Transcribe the records below exactly, leaving out any pictures.

## begin Data provided

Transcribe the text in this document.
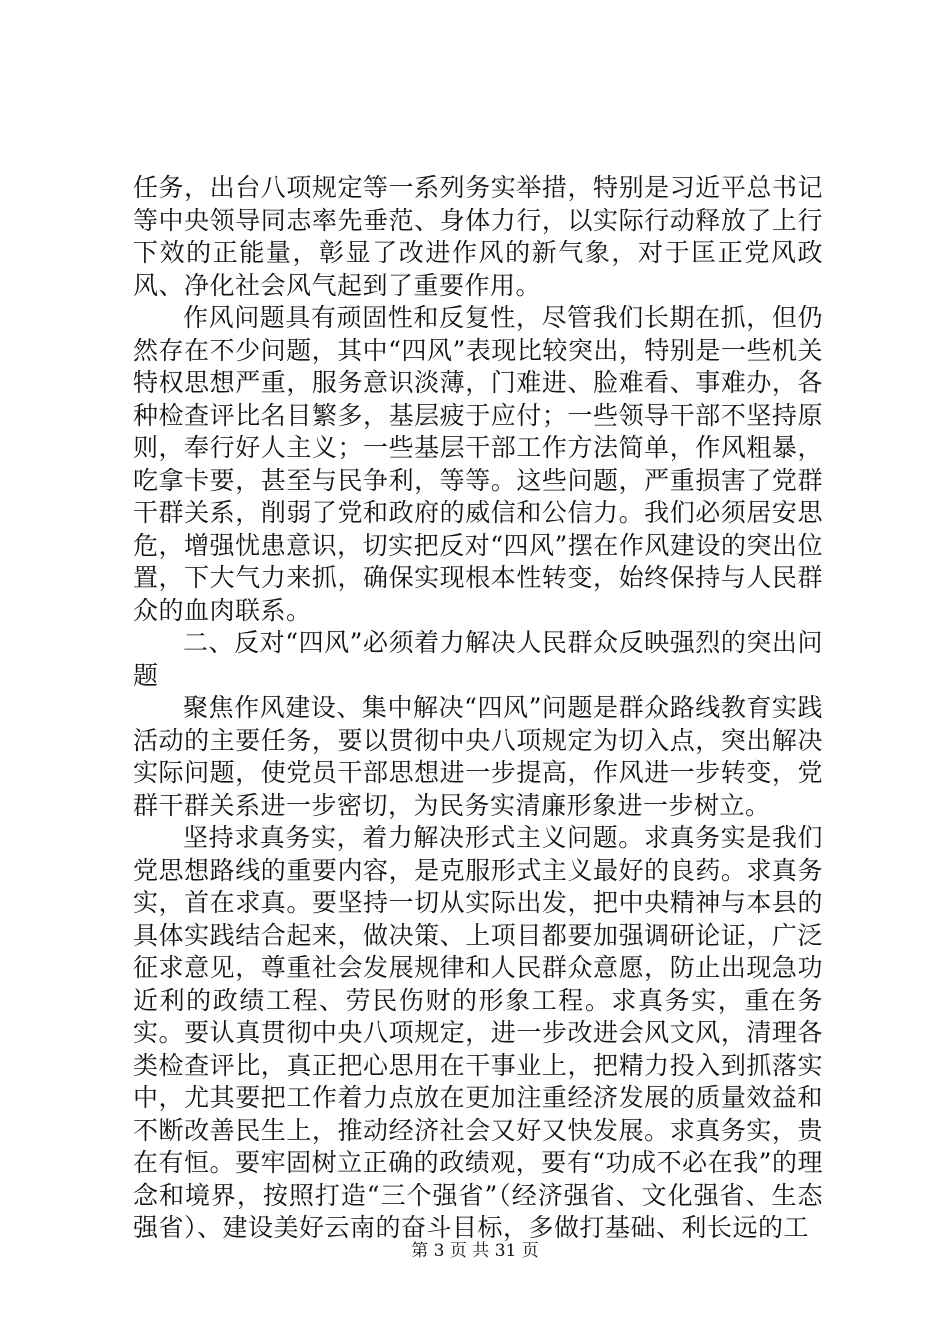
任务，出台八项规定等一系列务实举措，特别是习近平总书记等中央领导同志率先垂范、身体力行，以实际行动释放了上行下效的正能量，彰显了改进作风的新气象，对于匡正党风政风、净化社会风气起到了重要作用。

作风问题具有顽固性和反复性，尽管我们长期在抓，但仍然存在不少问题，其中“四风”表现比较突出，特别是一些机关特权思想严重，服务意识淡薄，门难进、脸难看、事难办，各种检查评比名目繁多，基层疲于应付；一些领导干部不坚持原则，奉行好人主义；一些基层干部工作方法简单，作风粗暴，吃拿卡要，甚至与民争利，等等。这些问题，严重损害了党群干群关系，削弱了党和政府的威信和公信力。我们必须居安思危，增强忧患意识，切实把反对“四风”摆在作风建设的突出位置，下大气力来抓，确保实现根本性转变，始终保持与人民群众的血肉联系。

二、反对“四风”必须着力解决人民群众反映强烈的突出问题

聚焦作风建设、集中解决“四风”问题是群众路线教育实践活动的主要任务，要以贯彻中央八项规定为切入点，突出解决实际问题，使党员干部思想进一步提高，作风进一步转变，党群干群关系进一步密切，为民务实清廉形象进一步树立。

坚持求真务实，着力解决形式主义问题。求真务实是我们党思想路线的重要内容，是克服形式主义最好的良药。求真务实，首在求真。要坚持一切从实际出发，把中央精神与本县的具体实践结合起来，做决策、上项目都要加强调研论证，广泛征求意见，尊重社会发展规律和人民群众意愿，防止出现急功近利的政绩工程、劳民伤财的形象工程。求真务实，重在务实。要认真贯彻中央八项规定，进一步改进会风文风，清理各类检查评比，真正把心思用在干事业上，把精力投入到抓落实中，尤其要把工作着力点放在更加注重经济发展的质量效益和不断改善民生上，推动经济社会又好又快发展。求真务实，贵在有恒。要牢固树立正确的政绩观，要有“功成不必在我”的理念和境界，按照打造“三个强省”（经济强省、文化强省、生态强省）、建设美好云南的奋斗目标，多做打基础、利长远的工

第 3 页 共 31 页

## end Data provided

▶ [Answer to the exercise]:
Transcribe the text in this document.
任务，出台八项规定等一系列务实举措，特别是习近平总书记等中央领导同志率先垂范、身体力行，以实际行动释放了上行下效的正能量，彰显了改进作风的新气象，对于匡正党风政风、净化社会风气起到了重要作用。

作风问题具有顽固性和反复性，尽管我们长期在抓，但仍然存在不少问题，其中“四风”表现比较突出，特别是一些机关特权思想严重，服务意识淡薄，门难进、脸难看、事难办，各种检查评比名目繁多，基层疲于应付；一些领导干部不坚持原则，奉行好人主义；一些基层干部工作方法简单，作风粗暴，吃拿卡要，甚至与民争利，等等。这些问题，严重损害了党群干群关系，削弱了党和政府的威信和公信力。我们必须居安思危，增强忧患意识，切实把反对“四风”摆在作风建设的突出位置，下大气力来抓，确保实现根本性转变，始终保持与人民群众的血肉联系。

二、反对“四风”必须着力解决人民群众反映强烈的突出问题

聚焦作风建设、集中解决“四风”问题是群众路线教育实践活动的主要任务，要以贯彻中央八项规定为切入点，突出解决实际问题，使党员干部思想进一步提高，作风进一步转变，党群干群关系进一步密切，为民务实清廉形象进一步树立。

坚持求真务实，着力解决形式主义问题。求真务实是我们党思想路线的重要内容，是克服形式主义最好的良药。求真务实，首在求真。要坚持一切从实际出发，把中央精神与本县的具体实践结合起来，做决策、上项目都要加强调研论证，广泛征求意见，尊重社会发展规律和人民群众意愿，防止出现急功近利的政绩工程、劳民伤财的形象工程。求真务实，重在务实。要认真贯彻中央八项规定，进一步改进会风文风，清理各类检查评比，真正把心思用在干事业上，把精力投入到抓落实中，尤其要把工作着力点放在更加注重经济发展的质量效益和不断改善民生上，推动经济社会又好又快发展。求真务实，贵在有恒。要牢固树立正确的政绩观，要有“功成不必在我”的理念和境界，按照打造“三个强省”（经济强省、文化强省、生态强省）、建设美好云南的奋斗目标，多做打基础、利长远的工

第 3 页 共 31 页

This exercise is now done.